• [Data entries]:

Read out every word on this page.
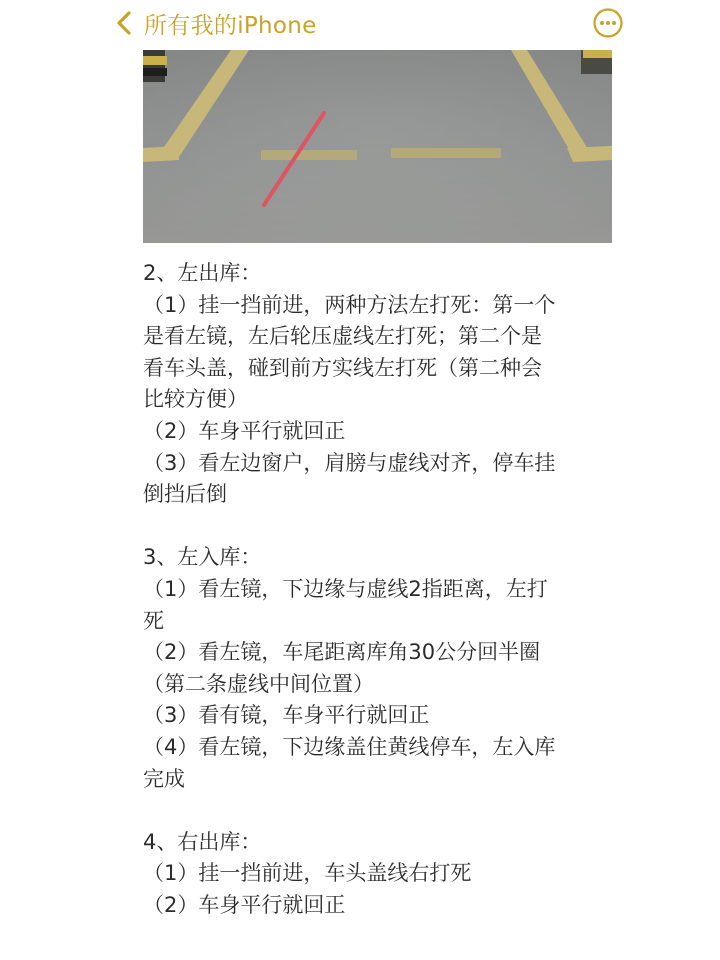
所有我的iPhone
2、左出库：
（1）挂一挡前进，两种方法左打死：第一个
是看左镜，左后轮压虚线左打死；第二个是
看车头盖，碰到前方实线左打死（第二种会
比较方便）
（2）车身平行就回正
（3）看左边窗户，肩膀与虚线对齐，停车挂
倒挡后倒
3、左入库：
（1）看左镜，下边缘与虚线2指距离，左打
死
（2）看左镜，车尾距离库角30公分回半圈
（第二条虚线中间位置）
（3）看有镜，车身平行就回正
（4）看左镜，下边缘盖住黄线停车，左入库
完成
4、右出库：
（1）挂一挡前进，车头盖线右打死
（2）车身平行就回正
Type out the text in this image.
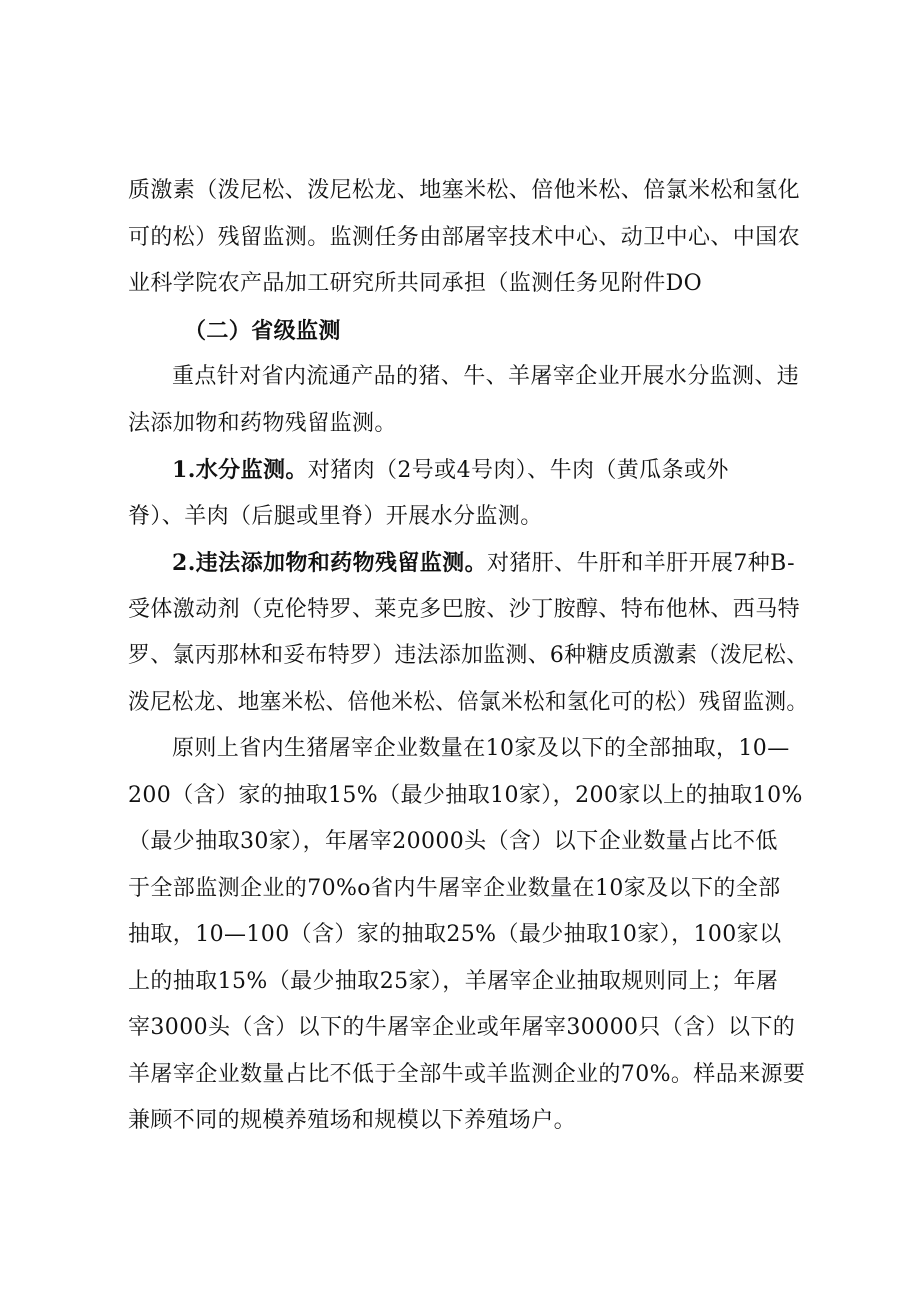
质激素（泼尼松、泼尼松龙、地塞米松、倍他米松、倍氯米松和氢化
可的松）残留监测。监测任务由部屠宰技术中心、动卫中心、中国农
业科学院农产品加工研究所共同承担（监测任务见附件DO
（二）省级监测
重点针对省内流通产品的猪、牛、羊屠宰企业开展水分监测、违
法添加物和药物残留监测。
1.水分监测。对猪肉（2号或4号肉）、牛肉（黄瓜条或外
脊）、羊肉（后腿或里脊）开展水分监测。
2.违法添加物和药物残留监测。对猪肝、牛肝和羊肝开展7种B-
受体激动剂（克伦特罗、莱克多巴胺、沙丁胺醇、特布他林、西马特
罗、氯丙那林和妥布特罗）违法添加监测、6种糖皮质激素（泼尼松、
泼尼松龙、地塞米松、倍他米松、倍氯米松和氢化可的松）残留监测。
原则上省内生猪屠宰企业数量在10家及以下的全部抽取，10—
200（含）家的抽取15%（最少抽取10家），200家以上的抽取10%
（最少抽取30家），年屠宰20000头（含）以下企业数量占比不低
于全部监测企业的70%o省内牛屠宰企业数量在10家及以下的全部
抽取，10—100（含）家的抽取25%（最少抽取10家），100家以
上的抽取15%（最少抽取25家），羊屠宰企业抽取规则同上；年屠
宰3000头（含）以下的牛屠宰企业或年屠宰30000只（含）以下的
羊屠宰企业数量占比不低于全部牛或羊监测企业的70%。样品来源要
兼顾不同的规模养殖场和规模以下养殖场户。
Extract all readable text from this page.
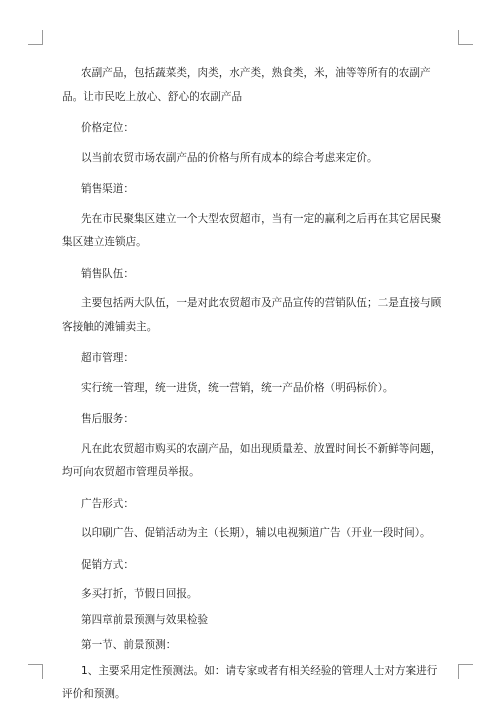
农副产品，包括蔬菜类，肉类，水产类，熟食类，米，油等等所有的农副产品。让市民吃上放心、舒心的农副产品

价格定位：

以当前农贸市场农副产品的价格与所有成本的综合考虑来定价。

销售渠道：

先在市民聚集区建立一个大型农贸超市，当有一定的赢利之后再在其它居民聚集区建立连锁店。

销售队伍：

主要包括两大队伍，一是对此农贸超市及产品宣传的营销队伍；二是直接与顾客接触的滩铺卖主。

超市管理：

实行统一管理，统一进货，统一营销，统一产品价格（明码标价）。

售后服务：

凡在此农贸超市购买的农副产品，如出现质量差、放置时间长不新鲜等问题，均可向农贸超市管理员举报。

广告形式：

以印刷广告、促销活动为主（长期），辅以电视频道广告（开业一段时间）。

促销方式：

多买打折，节假日回报。

第四章前景预测与效果检验

第一节、前景预测：

1、主要采用定性预测法。如：请专家或者有相关经验的管理人士对方案进行评价和预测。
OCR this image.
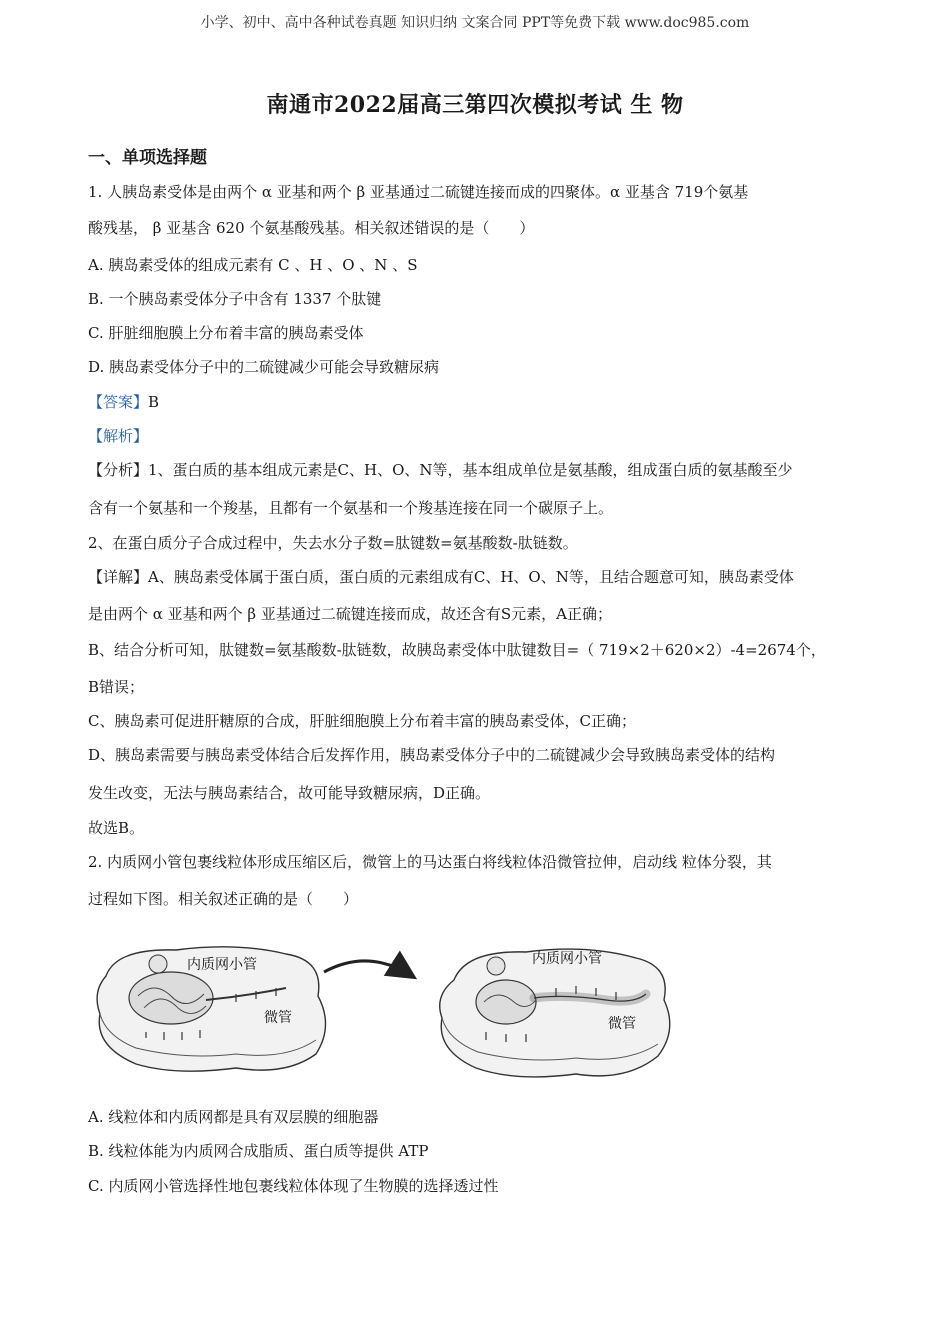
小学、初中、高中各种试卷真题 知识归纳 文案合同 PPT等免费下载 www.doc985.com
南通市2022届高三第四次模拟考试 生 物
一、单项选择题
1. 人胰岛素受体是由两个 α 亚基和两个 β 亚基通过二硫键连接而成的四聚体。α 亚基含 719个氨基
酸残基， β 亚基含 620 个氨基酸残基。相关叙述错误的是（　　）
A. 胰岛素受体的组成元素有 C 、H 、O 、N 、S
B. 一个胰岛素受体分子中含有 1337 个肽键
C. 肝脏细胞膜上分布着丰富的胰岛素受体
D. 胰岛素受体分子中的二硫键减少可能会导致糖尿病
【答案】B
【解析】
【分析】1、蛋白质的基本组成元素是C、H、O、N等，基本组成单位是氨基酸，组成蛋白质的氨基酸至少
含有一个氨基和一个羧基，且都有一个氨基和一个羧基连接在同一个碳原子上。
2、在蛋白质分子合成过程中，失去水分子数=肽键数=氨基酸数-肽链数。
【详解】A、胰岛素受体属于蛋白质，蛋白质的元素组成有C、H、O、N等，且结合题意可知，胰岛素受体
是由两个 α 亚基和两个 β 亚基通过二硫键连接而成，故还含有S元素，A正确；
B、结合分析可知，肽键数=氨基酸数-肽链数，故胰岛素受体中肽键数目=（ 719×2＋620×2）-4=2674个，
B错误；
C、胰岛素可促进肝糖原的合成，肝脏细胞膜上分布着丰富的胰岛素受体，C正确；
D、胰岛素需要与胰岛素受体结合后发挥作用，胰岛素受体分子中的二硫键减少会导致胰岛素受体的结构
发生改变，无法与胰岛素结合，故可能导致糖尿病，D正确。
故选B。
2. 内质网小管包裹线粒体形成压缩区后，微管上的马达蛋白将线粒体沿微管拉伸，启动线 粒体分裂，其
过程如下图。相关叙述正确的是（　　）
内质网小管
微管
内质网小管
微管
A. 线粒体和内质网都是具有双层膜的细胞器
B. 线粒体能为内质网合成脂质、蛋白质等提供 ATP
C. 内质网小管选择性地包裹线粒体体现了生物膜的选择透过性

• [Request]: Print the whole listing above once more, word for word, without its pictures.

• [Completed task]:
Read out every word on this page.
所有我的iPhone
2、左出库：
（1）挂一挡前进，两种方法左打死：第一个
是看左镜，左后轮压虚线左打死；第二个是
看车头盖，碰到前方实线左打死（第二种会
比较方便）
（2）车身平行就回正
（3）看左边窗户，肩膀与虚线对齐，停车挂
倒挡后倒
3、左入库：
（1）看左镜，下边缘与虚线2指距离，左打
死
（2）看左镜，车尾距离库角30公分回半圈
（第二条虚线中间位置）
（3）看有镜，车身平行就回正
（4）看左镜，下边缘盖住黄线停车，左入库
完成
4、右出库：
（1）挂一挡前进，车头盖线右打死
（2）车身平行就回正
Type out the text in this image.
质激素（泼尼松、泼尼松龙、地塞米松、倍他米松、倍氯米松和氢化
可的松）残留监测。监测任务由部屠宰技术中心、动卫中心、中国农
业科学院农产品加工研究所共同承担（监测任务见附件DO
（二）省级监测
重点针对省内流通产品的猪、牛、羊屠宰企业开展水分监测、违
法添加物和药物残留监测。
1.水分监测。对猪肉（2号或4号肉）、牛肉（黄瓜条或外
脊）、羊肉（后腿或里脊）开展水分监测。
2.违法添加物和药物残留监测。对猪肝、牛肝和羊肝开展7种B-
受体激动剂（克伦特罗、莱克多巴胺、沙丁胺醇、特布他林、西马特
罗、氯丙那林和妥布特罗）违法添加监测、6种糖皮质激素（泼尼松、
泼尼松龙、地塞米松、倍他米松、倍氯米松和氢化可的松）残留监测。
原则上省内生猪屠宰企业数量在10家及以下的全部抽取，10—
200（含）家的抽取15%（最少抽取10家），200家以上的抽取10%
（最少抽取30家），年屠宰20000头（含）以下企业数量占比不低
于全部监测企业的70%o省内牛屠宰企业数量在10家及以下的全部
抽取，10—100（含）家的抽取25%（最少抽取10家），100家以
上的抽取15%（最少抽取25家），羊屠宰企业抽取规则同上；年屠
宰3000头（含）以下的牛屠宰企业或年屠宰30000只（含）以下的
羊屠宰企业数量占比不低于全部牛或羊监测企业的70%。样品来源要
兼顾不同的规模养殖场和规模以下养殖场户。
Extract all readable text from this page.
农副产品，包括蔬菜类，肉类，水产类，熟食类，米，油等等所有的农副产品。让市民吃上放心、舒心的农副产品

价格定位：

以当前农贸市场农副产品的价格与所有成本的综合考虑来定价。

销售渠道：

先在市民聚集区建立一个大型农贸超市，当有一定的赢利之后再在其它居民聚集区建立连锁店。

销售队伍：

主要包括两大队伍，一是对此农贸超市及产品宣传的营销队伍；二是直接与顾客接触的滩铺卖主。

超市管理：

实行统一管理，统一进货，统一营销，统一产品价格（明码标价）。

售后服务：

凡在此农贸超市购买的农副产品，如出现质量差、放置时间长不新鲜等问题，均可向农贸超市管理员举报。

广告形式：

以印刷广告、促销活动为主（长期），辅以电视频道广告（开业一段时间）。

促销方式：

多买打折，节假日回报。

第四章前景预测与效果检验

第一节、前景预测：

1、主要采用定性预测法。如：请专家或者有相关经验的管理人士对方案进行评价和预测。
OCR this image.
小学、初中、高中各种试卷真题 知识归纳 文案合同 PPT等免费下载 www.doc985.com
南通市2022届高三第四次模拟考试 生 物
一、单项选择题
1. 人胰岛素受体是由两个 α 亚基和两个 β 亚基通过二硫键连接而成的四聚体。α 亚基含 719个氨基
酸残基， β 亚基含 620 个氨基酸残基。相关叙述错误的是（　　）
A. 胰岛素受体的组成元素有 C 、H 、O 、N 、S
B. 一个胰岛素受体分子中含有 1337 个肽键
C. 肝脏细胞膜上分布着丰富的胰岛素受体
D. 胰岛素受体分子中的二硫键减少可能会导致糖尿病
【答案】B
【解析】
【分析】1、蛋白质的基本组成元素是C、H、O、N等，基本组成单位是氨基酸，组成蛋白质的氨基酸至少
含有一个氨基和一个羧基，且都有一个氨基和一个羧基连接在同一个碳原子上。
2、在蛋白质分子合成过程中，失去水分子数=肽键数=氨基酸数-肽链数。
【详解】A、胰岛素受体属于蛋白质，蛋白质的元素组成有C、H、O、N等，且结合题意可知，胰岛素受体
是由两个 α 亚基和两个 β 亚基通过二硫键连接而成，故还含有S元素，A正确；
B、结合分析可知，肽键数=氨基酸数-肽链数，故胰岛素受体中肽键数目=（ 719×2＋620×2）-4=2674个，
B错误；
C、胰岛素可促进肝糖原的合成，肝脏细胞膜上分布着丰富的胰岛素受体，C正确；
D、胰岛素需要与胰岛素受体结合后发挥作用，胰岛素受体分子中的二硫键减少会导致胰岛素受体的结构
发生改变，无法与胰岛素结合，故可能导致糖尿病，D正确。
故选B。
2. 内质网小管包裹线粒体形成压缩区后，微管上的马达蛋白将线粒体沿微管拉伸，启动线 粒体分裂，其
过程如下图。相关叙述正确的是（　　）
内质网小管
微管
内质网小管
微管
A. 线粒体和内质网都是具有双层膜的细胞器
B. 线粒体能为内质网合成脂质、蛋白质等提供 ATP
C. 内质网小管选择性地包裹线粒体体现了生物膜的选择透过性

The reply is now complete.